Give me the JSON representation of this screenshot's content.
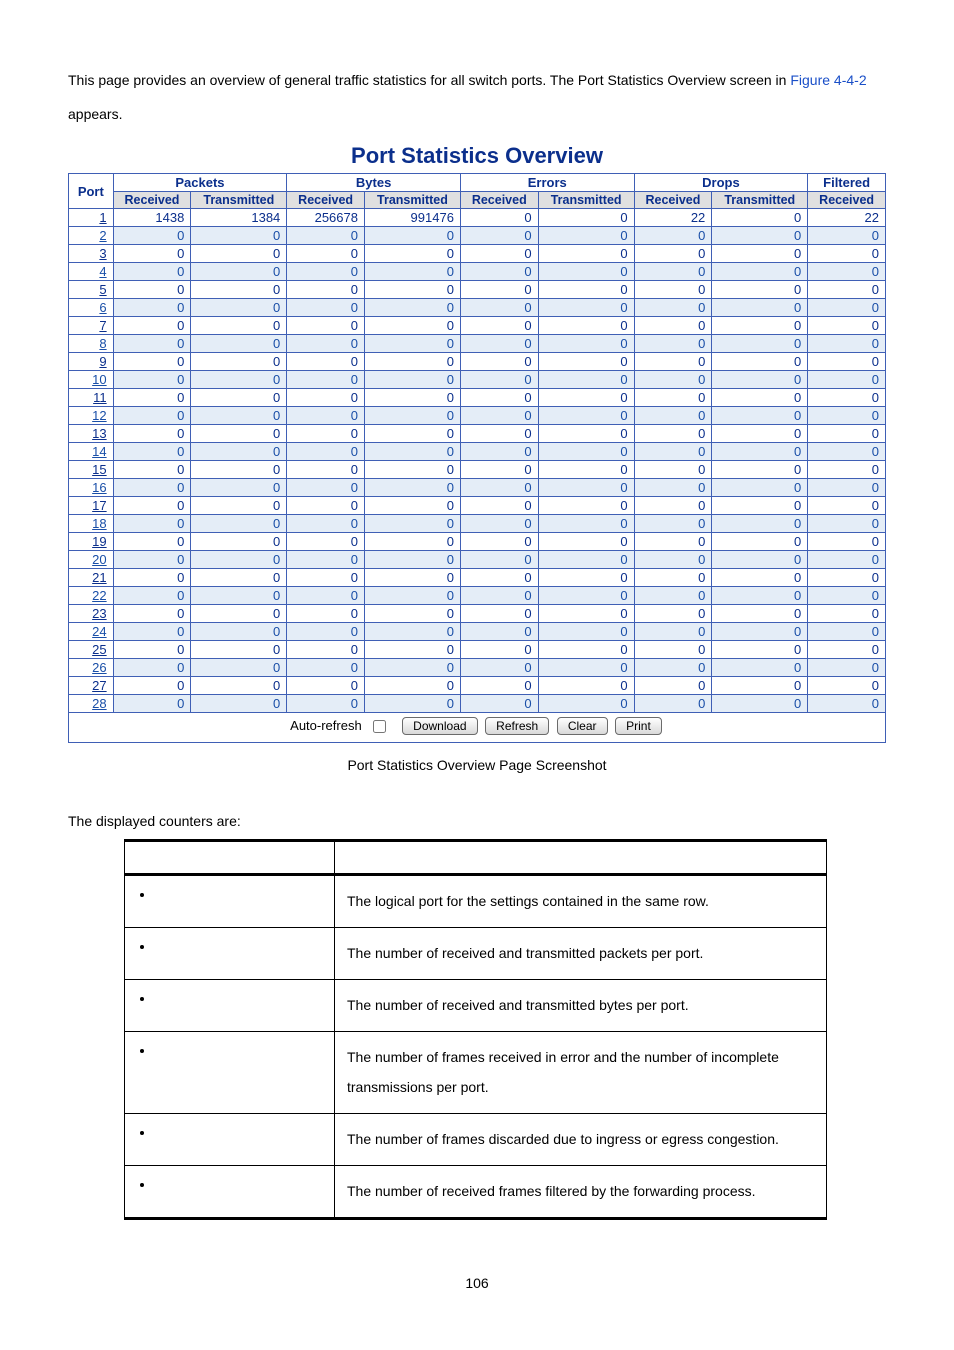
{
  "intro": {
    "prefix": "This page provides an overview of general traffic statistics for all switch ports. The Port Statistics Overview screen in ",
    "figure_link": "Figure 4-4-2",
    "suffix": " appears."
  },
  "overview_title": "Port Statistics Overview",
  "columns": {
    "port": "Port",
    "groups": [
      "Packets",
      "Bytes",
      "Errors",
      "Drops",
      "Filtered"
    ],
    "subs": [
      "Received",
      "Transmitted",
      "Received",
      "Transmitted",
      "Received",
      "Transmitted",
      "Received",
      "Transmitted",
      "Received"
    ]
  },
  "rows": [
    {
      "port": "1",
      "v": [
        "1438",
        "1384",
        "256678",
        "991476",
        "0",
        "0",
        "22",
        "0",
        "22"
      ]
    },
    {
      "port": "2",
      "v": [
        "0",
        "0",
        "0",
        "0",
        "0",
        "0",
        "0",
        "0",
        "0"
      ]
    },
    {
      "port": "3",
      "v": [
        "0",
        "0",
        "0",
        "0",
        "0",
        "0",
        "0",
        "0",
        "0"
      ]
    },
    {
      "port": "4",
      "v": [
        "0",
        "0",
        "0",
        "0",
        "0",
        "0",
        "0",
        "0",
        "0"
      ]
    },
    {
      "port": "5",
      "v": [
        "0",
        "0",
        "0",
        "0",
        "0",
        "0",
        "0",
        "0",
        "0"
      ]
    },
    {
      "port": "6",
      "v": [
        "0",
        "0",
        "0",
        "0",
        "0",
        "0",
        "0",
        "0",
        "0"
      ]
    },
    {
      "port": "7",
      "v": [
        "0",
        "0",
        "0",
        "0",
        "0",
        "0",
        "0",
        "0",
        "0"
      ]
    },
    {
      "port": "8",
      "v": [
        "0",
        "0",
        "0",
        "0",
        "0",
        "0",
        "0",
        "0",
        "0"
      ]
    },
    {
      "port": "9",
      "v": [
        "0",
        "0",
        "0",
        "0",
        "0",
        "0",
        "0",
        "0",
        "0"
      ]
    },
    {
      "port": "10",
      "v": [
        "0",
        "0",
        "0",
        "0",
        "0",
        "0",
        "0",
        "0",
        "0"
      ]
    },
    {
      "port": "11",
      "v": [
        "0",
        "0",
        "0",
        "0",
        "0",
        "0",
        "0",
        "0",
        "0"
      ]
    },
    {
      "port": "12",
      "v": [
        "0",
        "0",
        "0",
        "0",
        "0",
        "0",
        "0",
        "0",
        "0"
      ]
    },
    {
      "port": "13",
      "v": [
        "0",
        "0",
        "0",
        "0",
        "0",
        "0",
        "0",
        "0",
        "0"
      ]
    },
    {
      "port": "14",
      "v": [
        "0",
        "0",
        "0",
        "0",
        "0",
        "0",
        "0",
        "0",
        "0"
      ]
    },
    {
      "port": "15",
      "v": [
        "0",
        "0",
        "0",
        "0",
        "0",
        "0",
        "0",
        "0",
        "0"
      ]
    },
    {
      "port": "16",
      "v": [
        "0",
        "0",
        "0",
        "0",
        "0",
        "0",
        "0",
        "0",
        "0"
      ]
    },
    {
      "port": "17",
      "v": [
        "0",
        "0",
        "0",
        "0",
        "0",
        "0",
        "0",
        "0",
        "0"
      ]
    },
    {
      "port": "18",
      "v": [
        "0",
        "0",
        "0",
        "0",
        "0",
        "0",
        "0",
        "0",
        "0"
      ]
    },
    {
      "port": "19",
      "v": [
        "0",
        "0",
        "0",
        "0",
        "0",
        "0",
        "0",
        "0",
        "0"
      ]
    },
    {
      "port": "20",
      "v": [
        "0",
        "0",
        "0",
        "0",
        "0",
        "0",
        "0",
        "0",
        "0"
      ]
    },
    {
      "port": "21",
      "v": [
        "0",
        "0",
        "0",
        "0",
        "0",
        "0",
        "0",
        "0",
        "0"
      ]
    },
    {
      "port": "22",
      "v": [
        "0",
        "0",
        "0",
        "0",
        "0",
        "0",
        "0",
        "0",
        "0"
      ]
    },
    {
      "port": "23",
      "v": [
        "0",
        "0",
        "0",
        "0",
        "0",
        "0",
        "0",
        "0",
        "0"
      ]
    },
    {
      "port": "24",
      "v": [
        "0",
        "0",
        "0",
        "0",
        "0",
        "0",
        "0",
        "0",
        "0"
      ]
    },
    {
      "port": "25",
      "v": [
        "0",
        "0",
        "0",
        "0",
        "0",
        "0",
        "0",
        "0",
        "0"
      ]
    },
    {
      "port": "26",
      "v": [
        "0",
        "0",
        "0",
        "0",
        "0",
        "0",
        "0",
        "0",
        "0"
      ]
    },
    {
      "port": "27",
      "v": [
        "0",
        "0",
        "0",
        "0",
        "0",
        "0",
        "0",
        "0",
        "0"
      ]
    },
    {
      "port": "28",
      "v": [
        "0",
        "0",
        "0",
        "0",
        "0",
        "0",
        "0",
        "0",
        "0"
      ]
    }
  ],
  "controls": {
    "auto_refresh": "Auto-refresh",
    "download": "Download",
    "refresh": "Refresh",
    "clear": "Clear",
    "print": "Print"
  },
  "caption": "Port Statistics Overview Page Screenshot",
  "displayed_text": "The displayed counters are:",
  "desc_rows": [
    {
      "label": "",
      "text": "The logical port for the settings contained in the same row."
    },
    {
      "label": "",
      "text": "The number of received and transmitted packets per port."
    },
    {
      "label": "",
      "text": "The number of received and transmitted bytes per port."
    },
    {
      "label": "",
      "text": "The number of frames received in error and the number of incomplete transmissions per port."
    },
    {
      "label": "",
      "text": "The number of frames discarded due to ingress or egress congestion."
    },
    {
      "label": "",
      "text": "The number of received frames filtered by the forwarding process."
    }
  ],
  "page_number": "106"
}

Set exercise:
Your task is to repeat the material above exactly, without its pictures.

Written reply:
Give me the JSON representation of this screenshot's content.
{
  "intro": {
    "prefix": "This page provides an overview of general traffic statistics for all switch ports. The Port Statistics Overview screen in ",
    "figure_link": "Figure 4-4-2",
    "suffix": " appears."
  },
  "overview_title": "Port Statistics Overview",
  "columns": {
    "port": "Port",
    "groups": [
      "Packets",
      "Bytes",
      "Errors",
      "Drops",
      "Filtered"
    ],
    "subs": [
      "Received",
      "Transmitted",
      "Received",
      "Transmitted",
      "Received",
      "Transmitted",
      "Received",
      "Transmitted",
      "Received"
    ]
  },
  "rows": [
    {
      "port": "1",
      "v": [
        "1438",
        "1384",
        "256678",
        "991476",
        "0",
        "0",
        "22",
        "0",
        "22"
      ]
    },
    {
      "port": "2",
      "v": [
        "0",
        "0",
        "0",
        "0",
        "0",
        "0",
        "0",
        "0",
        "0"
      ]
    },
    {
      "port": "3",
      "v": [
        "0",
        "0",
        "0",
        "0",
        "0",
        "0",
        "0",
        "0",
        "0"
      ]
    },
    {
      "port": "4",
      "v": [
        "0",
        "0",
        "0",
        "0",
        "0",
        "0",
        "0",
        "0",
        "0"
      ]
    },
    {
      "port": "5",
      "v": [
        "0",
        "0",
        "0",
        "0",
        "0",
        "0",
        "0",
        "0",
        "0"
      ]
    },
    {
      "port": "6",
      "v": [
        "0",
        "0",
        "0",
        "0",
        "0",
        "0",
        "0",
        "0",
        "0"
      ]
    },
    {
      "port": "7",
      "v": [
        "0",
        "0",
        "0",
        "0",
        "0",
        "0",
        "0",
        "0",
        "0"
      ]
    },
    {
      "port": "8",
      "v": [
        "0",
        "0",
        "0",
        "0",
        "0",
        "0",
        "0",
        "0",
        "0"
      ]
    },
    {
      "port": "9",
      "v": [
        "0",
        "0",
        "0",
        "0",
        "0",
        "0",
        "0",
        "0",
        "0"
      ]
    },
    {
      "port": "10",
      "v": [
        "0",
        "0",
        "0",
        "0",
        "0",
        "0",
        "0",
        "0",
        "0"
      ]
    },
    {
      "port": "11",
      "v": [
        "0",
        "0",
        "0",
        "0",
        "0",
        "0",
        "0",
        "0",
        "0"
      ]
    },
    {
      "port": "12",
      "v": [
        "0",
        "0",
        "0",
        "0",
        "0",
        "0",
        "0",
        "0",
        "0"
      ]
    },
    {
      "port": "13",
      "v": [
        "0",
        "0",
        "0",
        "0",
        "0",
        "0",
        "0",
        "0",
        "0"
      ]
    },
    {
      "port": "14",
      "v": [
        "0",
        "0",
        "0",
        "0",
        "0",
        "0",
        "0",
        "0",
        "0"
      ]
    },
    {
      "port": "15",
      "v": [
        "0",
        "0",
        "0",
        "0",
        "0",
        "0",
        "0",
        "0",
        "0"
      ]
    },
    {
      "port": "16",
      "v": [
        "0",
        "0",
        "0",
        "0",
        "0",
        "0",
        "0",
        "0",
        "0"
      ]
    },
    {
      "port": "17",
      "v": [
        "0",
        "0",
        "0",
        "0",
        "0",
        "0",
        "0",
        "0",
        "0"
      ]
    },
    {
      "port": "18",
      "v": [
        "0",
        "0",
        "0",
        "0",
        "0",
        "0",
        "0",
        "0",
        "0"
      ]
    },
    {
      "port": "19",
      "v": [
        "0",
        "0",
        "0",
        "0",
        "0",
        "0",
        "0",
        "0",
        "0"
      ]
    },
    {
      "port": "20",
      "v": [
        "0",
        "0",
        "0",
        "0",
        "0",
        "0",
        "0",
        "0",
        "0"
      ]
    },
    {
      "port": "21",
      "v": [
        "0",
        "0",
        "0",
        "0",
        "0",
        "0",
        "0",
        "0",
        "0"
      ]
    },
    {
      "port": "22",
      "v": [
        "0",
        "0",
        "0",
        "0",
        "0",
        "0",
        "0",
        "0",
        "0"
      ]
    },
    {
      "port": "23",
      "v": [
        "0",
        "0",
        "0",
        "0",
        "0",
        "0",
        "0",
        "0",
        "0"
      ]
    },
    {
      "port": "24",
      "v": [
        "0",
        "0",
        "0",
        "0",
        "0",
        "0",
        "0",
        "0",
        "0"
      ]
    },
    {
      "port": "25",
      "v": [
        "0",
        "0",
        "0",
        "0",
        "0",
        "0",
        "0",
        "0",
        "0"
      ]
    },
    {
      "port": "26",
      "v": [
        "0",
        "0",
        "0",
        "0",
        "0",
        "0",
        "0",
        "0",
        "0"
      ]
    },
    {
      "port": "27",
      "v": [
        "0",
        "0",
        "0",
        "0",
        "0",
        "0",
        "0",
        "0",
        "0"
      ]
    },
    {
      "port": "28",
      "v": [
        "0",
        "0",
        "0",
        "0",
        "0",
        "0",
        "0",
        "0",
        "0"
      ]
    }
  ],
  "controls": {
    "auto_refresh": "Auto-refresh",
    "download": "Download",
    "refresh": "Refresh",
    "clear": "Clear",
    "print": "Print"
  },
  "caption": "Port Statistics Overview Page Screenshot",
  "displayed_text": "The displayed counters are:",
  "desc_rows": [
    {
      "label": "",
      "text": "The logical port for the settings contained in the same row."
    },
    {
      "label": "",
      "text": "The number of received and transmitted packets per port."
    },
    {
      "label": "",
      "text": "The number of received and transmitted bytes per port."
    },
    {
      "label": "",
      "text": "The number of frames received in error and the number of incomplete transmissions per port."
    },
    {
      "label": "",
      "text": "The number of frames discarded due to ingress or egress congestion."
    },
    {
      "label": "",
      "text": "The number of received frames filtered by the forwarding process."
    }
  ],
  "page_number": "106"
}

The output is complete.